# The exercise
Below are the records; locate each line with the word "this" and copy it.

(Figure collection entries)
______
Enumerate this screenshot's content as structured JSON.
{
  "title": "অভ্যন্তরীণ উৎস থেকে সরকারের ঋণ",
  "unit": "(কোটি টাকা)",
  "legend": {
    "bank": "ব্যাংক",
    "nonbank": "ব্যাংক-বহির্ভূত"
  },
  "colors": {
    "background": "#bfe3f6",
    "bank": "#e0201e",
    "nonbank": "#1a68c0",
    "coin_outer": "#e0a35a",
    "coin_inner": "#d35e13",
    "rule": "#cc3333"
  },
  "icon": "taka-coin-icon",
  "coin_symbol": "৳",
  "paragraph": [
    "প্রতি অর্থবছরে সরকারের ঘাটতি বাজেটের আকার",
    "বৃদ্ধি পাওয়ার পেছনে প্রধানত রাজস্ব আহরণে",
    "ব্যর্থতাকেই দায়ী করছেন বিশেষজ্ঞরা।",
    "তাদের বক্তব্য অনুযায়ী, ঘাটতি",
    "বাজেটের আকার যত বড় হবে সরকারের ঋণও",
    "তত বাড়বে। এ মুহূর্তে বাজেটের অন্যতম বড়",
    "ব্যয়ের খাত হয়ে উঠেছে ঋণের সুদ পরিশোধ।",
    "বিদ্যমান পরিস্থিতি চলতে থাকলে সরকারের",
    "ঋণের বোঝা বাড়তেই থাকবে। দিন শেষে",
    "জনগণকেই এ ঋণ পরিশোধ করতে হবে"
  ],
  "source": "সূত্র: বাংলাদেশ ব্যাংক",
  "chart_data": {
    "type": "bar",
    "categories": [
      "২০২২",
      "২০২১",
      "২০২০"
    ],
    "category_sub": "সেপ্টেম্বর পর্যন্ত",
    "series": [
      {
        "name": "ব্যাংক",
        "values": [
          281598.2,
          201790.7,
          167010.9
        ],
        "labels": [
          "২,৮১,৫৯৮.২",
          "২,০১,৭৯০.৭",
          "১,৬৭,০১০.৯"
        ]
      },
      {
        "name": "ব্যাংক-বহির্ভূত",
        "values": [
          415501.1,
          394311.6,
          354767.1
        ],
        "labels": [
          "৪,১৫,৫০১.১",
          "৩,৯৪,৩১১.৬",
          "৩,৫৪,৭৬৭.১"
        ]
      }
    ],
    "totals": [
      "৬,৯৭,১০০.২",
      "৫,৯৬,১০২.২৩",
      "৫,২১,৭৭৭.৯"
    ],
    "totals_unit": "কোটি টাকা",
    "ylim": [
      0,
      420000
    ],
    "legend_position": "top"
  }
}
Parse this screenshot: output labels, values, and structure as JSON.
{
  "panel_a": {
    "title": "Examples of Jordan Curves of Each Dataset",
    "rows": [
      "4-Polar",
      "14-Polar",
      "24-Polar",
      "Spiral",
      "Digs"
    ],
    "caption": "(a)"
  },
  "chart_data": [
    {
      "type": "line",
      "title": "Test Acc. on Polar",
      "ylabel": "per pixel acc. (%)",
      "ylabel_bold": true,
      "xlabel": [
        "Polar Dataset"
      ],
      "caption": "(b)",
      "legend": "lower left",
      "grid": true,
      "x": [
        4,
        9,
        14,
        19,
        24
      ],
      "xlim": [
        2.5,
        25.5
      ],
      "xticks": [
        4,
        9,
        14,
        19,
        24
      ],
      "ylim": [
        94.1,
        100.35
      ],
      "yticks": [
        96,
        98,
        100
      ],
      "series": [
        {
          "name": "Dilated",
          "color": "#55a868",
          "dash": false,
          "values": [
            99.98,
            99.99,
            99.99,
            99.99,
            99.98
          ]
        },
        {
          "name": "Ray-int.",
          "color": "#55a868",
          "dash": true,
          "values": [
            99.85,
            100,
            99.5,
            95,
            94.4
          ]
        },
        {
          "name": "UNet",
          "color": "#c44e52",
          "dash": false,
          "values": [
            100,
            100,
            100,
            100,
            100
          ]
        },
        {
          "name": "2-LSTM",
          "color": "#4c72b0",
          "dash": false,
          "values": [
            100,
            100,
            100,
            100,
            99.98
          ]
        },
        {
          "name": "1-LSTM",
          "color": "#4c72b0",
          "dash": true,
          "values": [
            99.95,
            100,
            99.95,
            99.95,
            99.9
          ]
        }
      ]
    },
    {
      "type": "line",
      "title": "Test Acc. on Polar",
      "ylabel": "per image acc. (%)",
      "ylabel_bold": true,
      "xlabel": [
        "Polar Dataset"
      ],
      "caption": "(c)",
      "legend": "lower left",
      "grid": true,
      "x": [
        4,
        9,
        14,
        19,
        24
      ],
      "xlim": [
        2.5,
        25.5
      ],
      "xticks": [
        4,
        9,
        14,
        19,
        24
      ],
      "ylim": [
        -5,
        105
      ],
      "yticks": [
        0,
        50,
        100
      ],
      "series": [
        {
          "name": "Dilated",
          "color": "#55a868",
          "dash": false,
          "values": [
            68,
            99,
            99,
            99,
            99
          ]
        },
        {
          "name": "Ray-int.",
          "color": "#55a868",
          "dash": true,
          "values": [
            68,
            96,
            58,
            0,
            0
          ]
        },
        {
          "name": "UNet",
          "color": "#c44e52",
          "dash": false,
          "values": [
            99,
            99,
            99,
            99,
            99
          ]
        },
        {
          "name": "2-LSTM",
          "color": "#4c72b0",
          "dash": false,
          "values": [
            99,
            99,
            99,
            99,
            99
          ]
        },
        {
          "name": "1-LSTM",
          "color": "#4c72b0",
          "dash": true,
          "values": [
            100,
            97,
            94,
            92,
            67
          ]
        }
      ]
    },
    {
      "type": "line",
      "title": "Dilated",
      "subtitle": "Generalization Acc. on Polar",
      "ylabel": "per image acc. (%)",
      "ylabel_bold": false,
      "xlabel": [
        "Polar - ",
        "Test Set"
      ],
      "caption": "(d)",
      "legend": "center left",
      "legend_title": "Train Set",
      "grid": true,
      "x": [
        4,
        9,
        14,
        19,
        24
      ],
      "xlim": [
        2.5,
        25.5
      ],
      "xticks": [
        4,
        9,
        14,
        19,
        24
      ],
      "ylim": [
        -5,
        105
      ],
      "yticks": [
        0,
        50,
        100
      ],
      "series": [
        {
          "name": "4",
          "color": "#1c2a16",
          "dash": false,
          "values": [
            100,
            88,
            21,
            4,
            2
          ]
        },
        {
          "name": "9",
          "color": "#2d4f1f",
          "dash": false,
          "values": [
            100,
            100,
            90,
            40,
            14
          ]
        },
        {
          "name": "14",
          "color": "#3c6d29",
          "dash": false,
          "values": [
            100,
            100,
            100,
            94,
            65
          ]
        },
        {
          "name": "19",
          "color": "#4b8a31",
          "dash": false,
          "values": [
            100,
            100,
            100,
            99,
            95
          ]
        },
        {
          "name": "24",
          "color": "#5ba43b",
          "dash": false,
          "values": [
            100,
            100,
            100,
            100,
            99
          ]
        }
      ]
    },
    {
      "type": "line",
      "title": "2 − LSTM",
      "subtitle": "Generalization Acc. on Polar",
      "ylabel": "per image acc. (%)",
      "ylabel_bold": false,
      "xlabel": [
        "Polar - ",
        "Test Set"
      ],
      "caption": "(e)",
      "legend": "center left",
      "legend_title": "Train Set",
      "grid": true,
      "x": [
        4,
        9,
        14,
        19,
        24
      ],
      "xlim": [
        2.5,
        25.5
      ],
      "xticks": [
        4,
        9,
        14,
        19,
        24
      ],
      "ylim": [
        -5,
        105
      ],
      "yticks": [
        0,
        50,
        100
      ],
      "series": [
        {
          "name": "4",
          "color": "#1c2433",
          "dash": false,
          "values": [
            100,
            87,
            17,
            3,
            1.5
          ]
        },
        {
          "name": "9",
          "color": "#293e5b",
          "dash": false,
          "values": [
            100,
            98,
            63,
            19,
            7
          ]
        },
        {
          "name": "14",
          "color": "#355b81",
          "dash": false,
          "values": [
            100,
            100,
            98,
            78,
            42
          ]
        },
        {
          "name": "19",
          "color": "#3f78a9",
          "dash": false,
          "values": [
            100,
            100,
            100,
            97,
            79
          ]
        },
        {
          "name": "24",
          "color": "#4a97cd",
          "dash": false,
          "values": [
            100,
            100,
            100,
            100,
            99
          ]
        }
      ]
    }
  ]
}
______
# Correct output
Enumerate this screenshot's content as structured JSON.
Parse this screenshot: output labels, values, and structure as JSON.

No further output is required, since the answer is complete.